CHALLENGE: Reproduce all entries precisely, down to the last character.

Lines of data:
————

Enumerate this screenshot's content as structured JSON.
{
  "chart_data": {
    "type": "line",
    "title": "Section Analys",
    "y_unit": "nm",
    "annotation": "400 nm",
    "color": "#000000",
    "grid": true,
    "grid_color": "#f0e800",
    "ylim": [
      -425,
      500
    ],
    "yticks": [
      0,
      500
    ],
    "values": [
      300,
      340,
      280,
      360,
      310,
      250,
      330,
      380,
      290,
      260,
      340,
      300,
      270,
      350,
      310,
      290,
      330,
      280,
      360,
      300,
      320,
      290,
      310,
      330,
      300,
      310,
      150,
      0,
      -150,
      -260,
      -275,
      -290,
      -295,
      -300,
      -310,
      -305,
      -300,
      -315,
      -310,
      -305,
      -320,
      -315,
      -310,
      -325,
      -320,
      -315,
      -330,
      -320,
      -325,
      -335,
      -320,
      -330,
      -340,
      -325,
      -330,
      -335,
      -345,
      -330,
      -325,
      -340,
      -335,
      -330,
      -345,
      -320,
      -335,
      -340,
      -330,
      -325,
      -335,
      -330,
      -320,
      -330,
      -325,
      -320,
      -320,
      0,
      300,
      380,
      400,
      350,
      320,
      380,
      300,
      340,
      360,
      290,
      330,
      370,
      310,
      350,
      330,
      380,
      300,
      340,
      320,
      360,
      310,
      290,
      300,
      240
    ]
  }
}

————

SOLUTION TO THIS EXERCISE:
Enumerate this screenshot's content as structured JSON.
{
  "chart_data": {
    "type": "line",
    "title": "Section Analys",
    "y_unit": "nm",
    "annotation": "400 nm",
    "color": "#000000",
    "grid": true,
    "grid_color": "#f0e800",
    "ylim": [
      -425,
      500
    ],
    "yticks": [
      0,
      500
    ],
    "values": [
      300,
      340,
      280,
      360,
      310,
      250,
      330,
      380,
      290,
      260,
      340,
      300,
      270,
      350,
      310,
      290,
      330,
      280,
      360,
      300,
      320,
      290,
      310,
      330,
      300,
      310,
      150,
      0,
      -150,
      -260,
      -275,
      -290,
      -295,
      -300,
      -310,
      -305,
      -300,
      -315,
      -310,
      -305,
      -320,
      -315,
      -310,
      -325,
      -320,
      -315,
      -330,
      -320,
      -325,
      -335,
      -320,
      -330,
      -340,
      -325,
      -330,
      -335,
      -345,
      -330,
      -325,
      -340,
      -335,
      -330,
      -345,
      -320,
      -335,
      -340,
      -330,
      -325,
      -335,
      -330,
      -320,
      -330,
      -325,
      -320,
      -320,
      0,
      300,
      380,
      400,
      350,
      320,
      380,
      300,
      340,
      360,
      290,
      330,
      370,
      310,
      350,
      330,
      380,
      300,
      340,
      320,
      360,
      310,
      290,
      300,
      240
    ]
  }
}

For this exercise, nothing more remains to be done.